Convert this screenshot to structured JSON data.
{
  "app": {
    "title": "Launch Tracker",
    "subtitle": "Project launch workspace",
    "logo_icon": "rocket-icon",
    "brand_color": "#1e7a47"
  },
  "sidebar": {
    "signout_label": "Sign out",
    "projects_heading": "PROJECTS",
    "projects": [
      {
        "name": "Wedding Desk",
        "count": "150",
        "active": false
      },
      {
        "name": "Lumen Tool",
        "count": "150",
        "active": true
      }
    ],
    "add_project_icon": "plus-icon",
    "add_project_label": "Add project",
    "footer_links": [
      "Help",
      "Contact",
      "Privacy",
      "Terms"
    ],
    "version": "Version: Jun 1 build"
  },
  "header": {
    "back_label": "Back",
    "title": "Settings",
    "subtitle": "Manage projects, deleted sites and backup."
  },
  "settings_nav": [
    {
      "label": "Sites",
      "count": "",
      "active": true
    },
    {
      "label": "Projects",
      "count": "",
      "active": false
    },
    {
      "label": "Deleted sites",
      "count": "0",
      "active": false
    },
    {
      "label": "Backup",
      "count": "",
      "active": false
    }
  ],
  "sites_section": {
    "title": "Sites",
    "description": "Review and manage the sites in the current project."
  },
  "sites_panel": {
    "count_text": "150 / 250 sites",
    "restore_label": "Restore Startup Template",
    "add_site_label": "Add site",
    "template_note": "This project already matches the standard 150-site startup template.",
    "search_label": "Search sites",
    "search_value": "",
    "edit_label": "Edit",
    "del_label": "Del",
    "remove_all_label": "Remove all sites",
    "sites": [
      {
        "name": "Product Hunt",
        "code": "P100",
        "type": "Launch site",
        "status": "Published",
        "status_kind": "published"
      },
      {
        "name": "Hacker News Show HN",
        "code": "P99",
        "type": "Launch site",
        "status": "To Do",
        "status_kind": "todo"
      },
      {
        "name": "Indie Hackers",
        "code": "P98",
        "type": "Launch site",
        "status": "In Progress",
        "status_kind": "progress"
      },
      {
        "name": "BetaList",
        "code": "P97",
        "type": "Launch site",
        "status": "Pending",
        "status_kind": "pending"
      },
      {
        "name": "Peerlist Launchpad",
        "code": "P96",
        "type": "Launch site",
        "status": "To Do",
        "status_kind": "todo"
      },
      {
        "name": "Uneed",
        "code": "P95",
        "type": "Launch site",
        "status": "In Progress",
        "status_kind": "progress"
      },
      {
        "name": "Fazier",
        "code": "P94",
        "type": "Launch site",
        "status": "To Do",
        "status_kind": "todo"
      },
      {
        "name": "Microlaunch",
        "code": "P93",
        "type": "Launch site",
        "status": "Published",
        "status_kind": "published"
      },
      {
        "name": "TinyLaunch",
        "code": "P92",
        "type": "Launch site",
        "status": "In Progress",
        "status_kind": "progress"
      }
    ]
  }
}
────────────────
Extract all of the data above and output it character for character.

SOLUTION.
Convert this screenshot to structured JSON data.
{
  "app": {
    "title": "Launch Tracker",
    "subtitle": "Project launch workspace",
    "logo_icon": "rocket-icon",
    "brand_color": "#1e7a47"
  },
  "sidebar": {
    "signout_label": "Sign out",
    "projects_heading": "PROJECTS",
    "projects": [
      {
        "name": "Wedding Desk",
        "count": "150",
        "active": false
      },
      {
        "name": "Lumen Tool",
        "count": "150",
        "active": true
      }
    ],
    "add_project_icon": "plus-icon",
    "add_project_label": "Add project",
    "footer_links": [
      "Help",
      "Contact",
      "Privacy",
      "Terms"
    ],
    "version": "Version: Jun 1 build"
  },
  "header": {
    "back_label": "Back",
    "title": "Settings",
    "subtitle": "Manage projects, deleted sites and backup."
  },
  "settings_nav": [
    {
      "label": "Sites",
      "count": "",
      "active": true
    },
    {
      "label": "Projects",
      "count": "",
      "active": false
    },
    {
      "label": "Deleted sites",
      "count": "0",
      "active": false
    },
    {
      "label": "Backup",
      "count": "",
      "active": false
    }
  ],
  "sites_section": {
    "title": "Sites",
    "description": "Review and manage the sites in the current project."
  },
  "sites_panel": {
    "count_text": "150 / 250 sites",
    "restore_label": "Restore Startup Template",
    "add_site_label": "Add site",
    "template_note": "This project already matches the standard 150-site startup template.",
    "search_label": "Search sites",
    "search_value": "",
    "edit_label": "Edit",
    "del_label": "Del",
    "remove_all_label": "Remove all sites",
    "sites": [
      {
        "name": "Product Hunt",
        "code": "P100",
        "type": "Launch site",
        "status": "Published",
        "status_kind": "published"
      },
      {
        "name": "Hacker News Show HN",
        "code": "P99",
        "type": "Launch site",
        "status": "To Do",
        "status_kind": "todo"
      },
      {
        "name": "Indie Hackers",
        "code": "P98",
        "type": "Launch site",
        "status": "In Progress",
        "status_kind": "progress"
      },
      {
        "name": "BetaList",
        "code": "P97",
        "type": "Launch site",
        "status": "Pending",
        "status_kind": "pending"
      },
      {
        "name": "Peerlist Launchpad",
        "code": "P96",
        "type": "Launch site",
        "status": "To Do",
        "status_kind": "todo"
      },
      {
        "name": "Uneed",
        "code": "P95",
        "type": "Launch site",
        "status": "In Progress",
        "status_kind": "progress"
      },
      {
        "name": "Fazier",
        "code": "P94",
        "type": "Launch site",
        "status": "To Do",
        "status_kind": "todo"
      },
      {
        "name": "Microlaunch",
        "code": "P93",
        "type": "Launch site",
        "status": "Published",
        "status_kind": "published"
      },
      {
        "name": "TinyLaunch",
        "code": "P92",
        "type": "Launch site",
        "status": "In Progress",
        "status_kind": "progress"
      }
    ]
  }
}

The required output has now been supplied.